Write the records out again, precisely as they stand.
________________________
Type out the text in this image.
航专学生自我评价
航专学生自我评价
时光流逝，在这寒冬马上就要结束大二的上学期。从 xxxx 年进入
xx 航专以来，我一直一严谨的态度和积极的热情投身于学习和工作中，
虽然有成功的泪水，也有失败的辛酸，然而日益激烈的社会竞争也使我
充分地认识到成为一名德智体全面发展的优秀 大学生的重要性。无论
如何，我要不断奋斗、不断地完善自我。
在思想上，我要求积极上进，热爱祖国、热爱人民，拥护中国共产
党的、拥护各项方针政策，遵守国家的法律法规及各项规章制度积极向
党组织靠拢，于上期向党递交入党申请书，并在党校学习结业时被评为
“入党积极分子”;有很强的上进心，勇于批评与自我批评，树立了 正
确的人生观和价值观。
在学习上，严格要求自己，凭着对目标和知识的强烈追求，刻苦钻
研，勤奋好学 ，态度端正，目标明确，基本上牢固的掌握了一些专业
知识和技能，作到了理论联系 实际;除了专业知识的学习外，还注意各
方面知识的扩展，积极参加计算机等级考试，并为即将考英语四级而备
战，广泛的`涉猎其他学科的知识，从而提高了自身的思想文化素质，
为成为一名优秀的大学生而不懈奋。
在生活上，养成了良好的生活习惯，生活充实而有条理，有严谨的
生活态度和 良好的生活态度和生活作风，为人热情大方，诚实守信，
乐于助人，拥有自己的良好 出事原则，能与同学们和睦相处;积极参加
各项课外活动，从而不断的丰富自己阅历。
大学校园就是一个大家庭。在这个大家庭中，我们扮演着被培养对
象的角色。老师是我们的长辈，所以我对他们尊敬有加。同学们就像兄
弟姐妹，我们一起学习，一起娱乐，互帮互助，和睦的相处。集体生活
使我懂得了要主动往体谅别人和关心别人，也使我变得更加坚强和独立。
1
________________________
Solution for this exercise:
Type out the text in this image.
航专学生自我评价
航专学生自我评价
时光流逝，在这寒冬马上就要结束大二的上学期。从 xxxx 年进入
xx 航专以来，我一直一严谨的态度和积极的热情投身于学习和工作中，
虽然有成功的泪水，也有失败的辛酸，然而日益激烈的社会竞争也使我
充分地认识到成为一名德智体全面发展的优秀 大学生的重要性。无论
如何，我要不断奋斗、不断地完善自我。
在思想上，我要求积极上进，热爱祖国、热爱人民，拥护中国共产
党的、拥护各项方针政策，遵守国家的法律法规及各项规章制度积极向
党组织靠拢，于上期向党递交入党申请书，并在党校学习结业时被评为
“入党积极分子”;有很强的上进心，勇于批评与自我批评，树立了 正
确的人生观和价值观。
在学习上，严格要求自己，凭着对目标和知识的强烈追求，刻苦钻
研，勤奋好学 ，态度端正，目标明确，基本上牢固的掌握了一些专业
知识和技能，作到了理论联系 实际;除了专业知识的学习外，还注意各
方面知识的扩展，积极参加计算机等级考试，并为即将考英语四级而备
战，广泛的`涉猎其他学科的知识，从而提高了自身的思想文化素质，
为成为一名优秀的大学生而不懈奋。
在生活上，养成了良好的生活习惯，生活充实而有条理，有严谨的
生活态度和 良好的生活态度和生活作风，为人热情大方，诚实守信，
乐于助人，拥有自己的良好 出事原则，能与同学们和睦相处;积极参加
各项课外活动，从而不断的丰富自己阅历。
大学校园就是一个大家庭。在这个大家庭中，我们扮演着被培养对
象的角色。老师是我们的长辈，所以我对他们尊敬有加。同学们就像兄
弟姐妹，我们一起学习，一起娱乐，互帮互助，和睦的相处。集体生活
使我懂得了要主动往体谅别人和关心别人，也使我变得更加坚强和独立。
1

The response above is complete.